** Description of the task **
Gather all lines from the material that contain the word "text".

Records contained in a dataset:
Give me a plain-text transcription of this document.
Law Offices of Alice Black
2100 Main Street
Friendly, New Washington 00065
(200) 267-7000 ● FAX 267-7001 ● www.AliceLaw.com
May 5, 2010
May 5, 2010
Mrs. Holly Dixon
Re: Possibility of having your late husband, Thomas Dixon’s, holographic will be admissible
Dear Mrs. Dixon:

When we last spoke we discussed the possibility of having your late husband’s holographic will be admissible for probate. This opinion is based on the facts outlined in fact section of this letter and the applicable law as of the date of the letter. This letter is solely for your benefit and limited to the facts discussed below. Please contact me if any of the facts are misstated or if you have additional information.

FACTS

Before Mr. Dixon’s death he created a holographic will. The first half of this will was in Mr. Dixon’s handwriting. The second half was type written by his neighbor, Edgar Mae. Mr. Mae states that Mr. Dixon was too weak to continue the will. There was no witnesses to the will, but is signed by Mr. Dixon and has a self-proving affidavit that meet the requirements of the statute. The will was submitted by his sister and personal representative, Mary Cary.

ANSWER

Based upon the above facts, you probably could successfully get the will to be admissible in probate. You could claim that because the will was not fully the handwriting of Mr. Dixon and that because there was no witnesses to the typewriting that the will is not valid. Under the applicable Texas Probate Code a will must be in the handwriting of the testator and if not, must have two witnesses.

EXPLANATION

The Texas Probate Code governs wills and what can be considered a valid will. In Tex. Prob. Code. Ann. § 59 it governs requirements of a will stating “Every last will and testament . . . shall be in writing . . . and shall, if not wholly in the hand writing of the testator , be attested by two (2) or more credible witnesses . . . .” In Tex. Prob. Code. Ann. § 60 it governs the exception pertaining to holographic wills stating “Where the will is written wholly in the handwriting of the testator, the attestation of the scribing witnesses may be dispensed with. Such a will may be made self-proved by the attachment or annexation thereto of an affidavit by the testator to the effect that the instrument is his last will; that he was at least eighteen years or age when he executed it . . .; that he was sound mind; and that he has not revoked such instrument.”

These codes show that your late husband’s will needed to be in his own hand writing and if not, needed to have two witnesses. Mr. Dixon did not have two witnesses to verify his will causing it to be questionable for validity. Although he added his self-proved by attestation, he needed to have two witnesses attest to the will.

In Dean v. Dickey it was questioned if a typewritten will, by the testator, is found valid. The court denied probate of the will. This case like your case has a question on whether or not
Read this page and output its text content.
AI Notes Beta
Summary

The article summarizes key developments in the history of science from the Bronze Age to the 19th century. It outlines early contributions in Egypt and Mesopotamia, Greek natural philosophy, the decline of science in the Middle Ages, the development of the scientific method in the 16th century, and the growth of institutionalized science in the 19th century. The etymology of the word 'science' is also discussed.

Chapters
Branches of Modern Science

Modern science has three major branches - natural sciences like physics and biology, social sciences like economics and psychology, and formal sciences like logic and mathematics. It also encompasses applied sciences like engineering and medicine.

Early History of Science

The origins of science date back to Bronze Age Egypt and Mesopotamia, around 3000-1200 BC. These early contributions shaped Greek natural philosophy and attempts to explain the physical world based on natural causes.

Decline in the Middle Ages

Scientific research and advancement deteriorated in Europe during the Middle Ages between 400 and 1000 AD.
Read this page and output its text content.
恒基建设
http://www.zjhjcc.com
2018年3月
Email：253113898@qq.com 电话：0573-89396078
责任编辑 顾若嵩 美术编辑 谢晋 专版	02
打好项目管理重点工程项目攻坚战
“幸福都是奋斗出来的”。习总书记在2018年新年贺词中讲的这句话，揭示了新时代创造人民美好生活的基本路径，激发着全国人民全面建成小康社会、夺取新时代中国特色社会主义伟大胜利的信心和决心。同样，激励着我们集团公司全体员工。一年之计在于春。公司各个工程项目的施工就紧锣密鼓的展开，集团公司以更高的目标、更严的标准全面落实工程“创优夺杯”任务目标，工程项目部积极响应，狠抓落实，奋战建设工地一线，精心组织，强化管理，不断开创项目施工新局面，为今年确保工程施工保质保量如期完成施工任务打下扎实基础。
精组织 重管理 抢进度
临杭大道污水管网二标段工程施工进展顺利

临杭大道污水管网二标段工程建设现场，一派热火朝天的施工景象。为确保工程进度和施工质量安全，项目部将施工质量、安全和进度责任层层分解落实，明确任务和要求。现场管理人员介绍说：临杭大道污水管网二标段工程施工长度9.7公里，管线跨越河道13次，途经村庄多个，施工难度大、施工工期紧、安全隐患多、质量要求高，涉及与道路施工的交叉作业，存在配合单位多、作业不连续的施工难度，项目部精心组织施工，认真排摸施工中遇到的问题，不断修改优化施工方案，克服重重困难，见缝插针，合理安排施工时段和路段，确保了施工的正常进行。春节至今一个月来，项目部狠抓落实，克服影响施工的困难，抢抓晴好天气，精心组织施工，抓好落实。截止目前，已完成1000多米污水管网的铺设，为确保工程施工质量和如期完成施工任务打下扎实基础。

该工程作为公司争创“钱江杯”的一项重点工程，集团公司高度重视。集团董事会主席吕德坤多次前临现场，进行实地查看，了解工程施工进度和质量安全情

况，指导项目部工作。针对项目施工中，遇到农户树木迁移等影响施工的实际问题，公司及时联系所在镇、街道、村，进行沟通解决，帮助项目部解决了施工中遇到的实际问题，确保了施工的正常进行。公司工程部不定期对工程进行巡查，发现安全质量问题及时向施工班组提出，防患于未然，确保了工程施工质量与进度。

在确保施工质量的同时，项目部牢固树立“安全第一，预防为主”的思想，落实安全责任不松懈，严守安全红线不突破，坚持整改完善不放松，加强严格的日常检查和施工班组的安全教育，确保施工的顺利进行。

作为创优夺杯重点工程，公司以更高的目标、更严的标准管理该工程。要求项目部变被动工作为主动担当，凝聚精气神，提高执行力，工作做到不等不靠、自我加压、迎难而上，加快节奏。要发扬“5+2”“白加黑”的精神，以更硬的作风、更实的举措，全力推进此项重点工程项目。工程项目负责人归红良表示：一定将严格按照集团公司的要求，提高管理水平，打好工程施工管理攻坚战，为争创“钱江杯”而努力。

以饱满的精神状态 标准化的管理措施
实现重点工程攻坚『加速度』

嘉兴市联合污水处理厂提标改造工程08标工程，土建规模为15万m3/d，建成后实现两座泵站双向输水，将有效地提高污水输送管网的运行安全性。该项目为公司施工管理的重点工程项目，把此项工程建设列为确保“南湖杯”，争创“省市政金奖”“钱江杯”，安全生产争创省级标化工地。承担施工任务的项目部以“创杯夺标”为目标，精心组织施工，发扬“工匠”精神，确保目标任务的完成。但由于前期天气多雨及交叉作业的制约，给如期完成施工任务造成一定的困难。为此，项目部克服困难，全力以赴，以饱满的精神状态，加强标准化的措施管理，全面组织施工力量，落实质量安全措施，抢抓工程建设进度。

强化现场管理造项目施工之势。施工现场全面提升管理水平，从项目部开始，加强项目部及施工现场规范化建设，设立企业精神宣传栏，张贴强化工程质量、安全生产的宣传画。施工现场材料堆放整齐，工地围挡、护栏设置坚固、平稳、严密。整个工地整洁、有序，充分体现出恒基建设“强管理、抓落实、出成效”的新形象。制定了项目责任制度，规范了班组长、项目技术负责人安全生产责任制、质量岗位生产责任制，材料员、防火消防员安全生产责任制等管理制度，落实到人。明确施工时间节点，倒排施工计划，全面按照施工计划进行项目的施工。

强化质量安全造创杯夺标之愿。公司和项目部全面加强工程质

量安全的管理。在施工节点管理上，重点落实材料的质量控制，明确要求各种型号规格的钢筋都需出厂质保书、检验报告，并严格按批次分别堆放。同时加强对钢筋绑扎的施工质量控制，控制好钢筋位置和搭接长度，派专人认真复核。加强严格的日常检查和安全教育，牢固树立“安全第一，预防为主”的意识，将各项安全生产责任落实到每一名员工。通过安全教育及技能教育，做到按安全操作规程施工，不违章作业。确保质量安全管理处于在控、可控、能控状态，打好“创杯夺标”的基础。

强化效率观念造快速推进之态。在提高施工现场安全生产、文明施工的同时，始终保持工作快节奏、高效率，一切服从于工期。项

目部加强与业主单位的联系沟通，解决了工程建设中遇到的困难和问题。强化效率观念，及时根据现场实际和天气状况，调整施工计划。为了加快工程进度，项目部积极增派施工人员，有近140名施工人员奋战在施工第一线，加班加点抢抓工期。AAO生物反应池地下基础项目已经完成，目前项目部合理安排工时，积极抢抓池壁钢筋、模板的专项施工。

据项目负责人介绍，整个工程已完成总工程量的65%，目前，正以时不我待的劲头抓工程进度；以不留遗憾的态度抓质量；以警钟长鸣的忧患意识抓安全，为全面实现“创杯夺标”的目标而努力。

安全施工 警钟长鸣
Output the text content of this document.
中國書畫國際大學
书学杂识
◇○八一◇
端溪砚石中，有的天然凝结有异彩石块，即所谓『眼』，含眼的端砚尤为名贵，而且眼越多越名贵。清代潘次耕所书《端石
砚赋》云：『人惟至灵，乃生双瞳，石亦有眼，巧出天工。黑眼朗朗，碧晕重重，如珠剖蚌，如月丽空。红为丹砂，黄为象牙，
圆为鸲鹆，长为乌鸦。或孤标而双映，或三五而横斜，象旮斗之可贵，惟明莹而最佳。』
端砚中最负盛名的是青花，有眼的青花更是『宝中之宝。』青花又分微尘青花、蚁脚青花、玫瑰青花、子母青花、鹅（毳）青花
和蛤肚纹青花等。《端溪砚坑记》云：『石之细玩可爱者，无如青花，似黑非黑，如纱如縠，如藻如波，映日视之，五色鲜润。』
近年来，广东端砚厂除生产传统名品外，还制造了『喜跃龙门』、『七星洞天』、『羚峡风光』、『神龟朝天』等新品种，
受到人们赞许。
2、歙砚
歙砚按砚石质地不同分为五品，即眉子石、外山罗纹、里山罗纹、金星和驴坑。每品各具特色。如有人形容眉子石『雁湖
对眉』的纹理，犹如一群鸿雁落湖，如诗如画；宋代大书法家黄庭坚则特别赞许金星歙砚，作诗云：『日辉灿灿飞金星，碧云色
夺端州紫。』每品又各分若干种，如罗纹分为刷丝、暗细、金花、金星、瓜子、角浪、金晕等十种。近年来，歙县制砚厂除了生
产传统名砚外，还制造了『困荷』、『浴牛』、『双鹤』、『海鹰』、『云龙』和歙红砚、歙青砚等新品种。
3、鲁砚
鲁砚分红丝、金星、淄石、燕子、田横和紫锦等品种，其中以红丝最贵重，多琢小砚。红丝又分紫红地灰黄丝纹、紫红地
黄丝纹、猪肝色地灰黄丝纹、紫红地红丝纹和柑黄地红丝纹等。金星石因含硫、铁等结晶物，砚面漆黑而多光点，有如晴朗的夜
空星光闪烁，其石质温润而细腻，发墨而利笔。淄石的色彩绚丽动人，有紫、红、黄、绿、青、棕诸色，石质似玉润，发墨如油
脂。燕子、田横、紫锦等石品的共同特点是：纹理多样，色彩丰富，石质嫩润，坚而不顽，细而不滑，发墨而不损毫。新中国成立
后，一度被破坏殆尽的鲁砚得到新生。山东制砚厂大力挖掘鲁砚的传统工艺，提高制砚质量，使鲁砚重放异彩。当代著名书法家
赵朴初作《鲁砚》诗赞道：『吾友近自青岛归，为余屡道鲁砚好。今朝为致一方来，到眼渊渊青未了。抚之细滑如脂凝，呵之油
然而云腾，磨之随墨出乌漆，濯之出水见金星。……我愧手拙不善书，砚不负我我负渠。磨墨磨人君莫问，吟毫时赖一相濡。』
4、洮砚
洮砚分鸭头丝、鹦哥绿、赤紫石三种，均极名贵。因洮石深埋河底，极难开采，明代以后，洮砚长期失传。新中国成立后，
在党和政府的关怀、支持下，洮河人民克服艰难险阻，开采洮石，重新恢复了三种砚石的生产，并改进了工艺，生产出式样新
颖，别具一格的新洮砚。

** Solution to this task **
Give me a plain-text transcription of this document.
Read this page and output its text content.
Read this page and output its text content.
Output the text content of this document.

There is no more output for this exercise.